[Dataset entries on figures]
[start]
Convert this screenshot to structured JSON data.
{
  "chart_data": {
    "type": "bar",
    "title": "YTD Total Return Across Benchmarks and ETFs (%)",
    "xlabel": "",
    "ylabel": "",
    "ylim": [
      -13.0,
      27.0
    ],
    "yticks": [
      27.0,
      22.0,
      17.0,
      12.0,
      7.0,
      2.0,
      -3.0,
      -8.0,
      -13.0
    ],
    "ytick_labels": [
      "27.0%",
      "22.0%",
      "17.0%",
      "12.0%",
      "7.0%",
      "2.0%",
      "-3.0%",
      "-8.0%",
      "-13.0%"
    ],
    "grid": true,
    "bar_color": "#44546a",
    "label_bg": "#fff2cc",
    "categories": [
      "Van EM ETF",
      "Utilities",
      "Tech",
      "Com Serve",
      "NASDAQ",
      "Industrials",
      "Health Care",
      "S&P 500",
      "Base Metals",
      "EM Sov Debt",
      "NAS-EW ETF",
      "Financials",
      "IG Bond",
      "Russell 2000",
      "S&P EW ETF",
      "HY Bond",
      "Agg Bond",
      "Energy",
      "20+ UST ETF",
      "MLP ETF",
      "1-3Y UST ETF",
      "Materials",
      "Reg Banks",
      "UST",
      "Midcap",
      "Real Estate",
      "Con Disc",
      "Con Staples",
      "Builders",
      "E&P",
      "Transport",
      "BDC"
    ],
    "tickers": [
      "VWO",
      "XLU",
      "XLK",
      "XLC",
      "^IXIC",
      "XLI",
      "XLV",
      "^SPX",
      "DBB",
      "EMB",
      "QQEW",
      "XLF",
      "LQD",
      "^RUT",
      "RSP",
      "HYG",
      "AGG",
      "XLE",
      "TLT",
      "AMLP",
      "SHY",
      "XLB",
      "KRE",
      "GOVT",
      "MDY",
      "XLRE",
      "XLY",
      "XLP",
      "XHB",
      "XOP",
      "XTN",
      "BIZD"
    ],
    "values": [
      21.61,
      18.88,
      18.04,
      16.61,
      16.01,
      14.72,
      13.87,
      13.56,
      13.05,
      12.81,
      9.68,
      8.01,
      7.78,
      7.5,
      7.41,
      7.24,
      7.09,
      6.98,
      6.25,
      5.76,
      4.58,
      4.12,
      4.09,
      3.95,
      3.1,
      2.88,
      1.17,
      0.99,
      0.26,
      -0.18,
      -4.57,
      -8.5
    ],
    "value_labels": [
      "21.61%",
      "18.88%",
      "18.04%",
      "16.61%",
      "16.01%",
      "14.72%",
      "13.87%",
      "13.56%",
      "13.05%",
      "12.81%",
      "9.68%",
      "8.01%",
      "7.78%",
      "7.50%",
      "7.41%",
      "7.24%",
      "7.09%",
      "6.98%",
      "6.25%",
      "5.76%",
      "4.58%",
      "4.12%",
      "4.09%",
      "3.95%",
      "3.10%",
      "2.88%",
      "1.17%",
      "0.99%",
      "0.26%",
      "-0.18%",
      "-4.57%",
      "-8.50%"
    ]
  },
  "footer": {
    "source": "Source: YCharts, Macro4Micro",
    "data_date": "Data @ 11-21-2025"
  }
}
[end]
**REQUEST:**
Output each record precisely as given.

**RESULT BELOW:**
Convert this screenshot to structured JSON data.
{
  "chart_data": {
    "type": "bar",
    "title": "YTD Total Return Across Benchmarks and ETFs (%)",
    "xlabel": "",
    "ylabel": "",
    "ylim": [
      -13.0,
      27.0
    ],
    "yticks": [
      27.0,
      22.0,
      17.0,
      12.0,
      7.0,
      2.0,
      -3.0,
      -8.0,
      -13.0
    ],
    "ytick_labels": [
      "27.0%",
      "22.0%",
      "17.0%",
      "12.0%",
      "7.0%",
      "2.0%",
      "-3.0%",
      "-8.0%",
      "-13.0%"
    ],
    "grid": true,
    "bar_color": "#44546a",
    "label_bg": "#fff2cc",
    "categories": [
      "Van EM ETF",
      "Utilities",
      "Tech",
      "Com Serve",
      "NASDAQ",
      "Industrials",
      "Health Care",
      "S&P 500",
      "Base Metals",
      "EM Sov Debt",
      "NAS-EW ETF",
      "Financials",
      "IG Bond",
      "Russell 2000",
      "S&P EW ETF",
      "HY Bond",
      "Agg Bond",
      "Energy",
      "20+ UST ETF",
      "MLP ETF",
      "1-3Y UST ETF",
      "Materials",
      "Reg Banks",
      "UST",
      "Midcap",
      "Real Estate",
      "Con Disc",
      "Con Staples",
      "Builders",
      "E&P",
      "Transport",
      "BDC"
    ],
    "tickers": [
      "VWO",
      "XLU",
      "XLK",
      "XLC",
      "^IXIC",
      "XLI",
      "XLV",
      "^SPX",
      "DBB",
      "EMB",
      "QQEW",
      "XLF",
      "LQD",
      "^RUT",
      "RSP",
      "HYG",
      "AGG",
      "XLE",
      "TLT",
      "AMLP",
      "SHY",
      "XLB",
      "KRE",
      "GOVT",
      "MDY",
      "XLRE",
      "XLY",
      "XLP",
      "XHB",
      "XOP",
      "XTN",
      "BIZD"
    ],
    "values": [
      21.61,
      18.88,
      18.04,
      16.61,
      16.01,
      14.72,
      13.87,
      13.56,
      13.05,
      12.81,
      9.68,
      8.01,
      7.78,
      7.5,
      7.41,
      7.24,
      7.09,
      6.98,
      6.25,
      5.76,
      4.58,
      4.12,
      4.09,
      3.95,
      3.1,
      2.88,
      1.17,
      0.99,
      0.26,
      -0.18,
      -4.57,
      -8.5
    ],
    "value_labels": [
      "21.61%",
      "18.88%",
      "18.04%",
      "16.61%",
      "16.01%",
      "14.72%",
      "13.87%",
      "13.56%",
      "13.05%",
      "12.81%",
      "9.68%",
      "8.01%",
      "7.78%",
      "7.50%",
      "7.41%",
      "7.24%",
      "7.09%",
      "6.98%",
      "6.25%",
      "5.76%",
      "4.58%",
      "4.12%",
      "4.09%",
      "3.95%",
      "3.10%",
      "2.88%",
      "1.17%",
      "0.99%",
      "0.26%",
      "-0.18%",
      "-4.57%",
      "-8.50%"
    ]
  },
  "footer": {
    "source": "Source: YCharts, Macro4Micro",
    "data_date": "Data @ 11-21-2025"
  }
}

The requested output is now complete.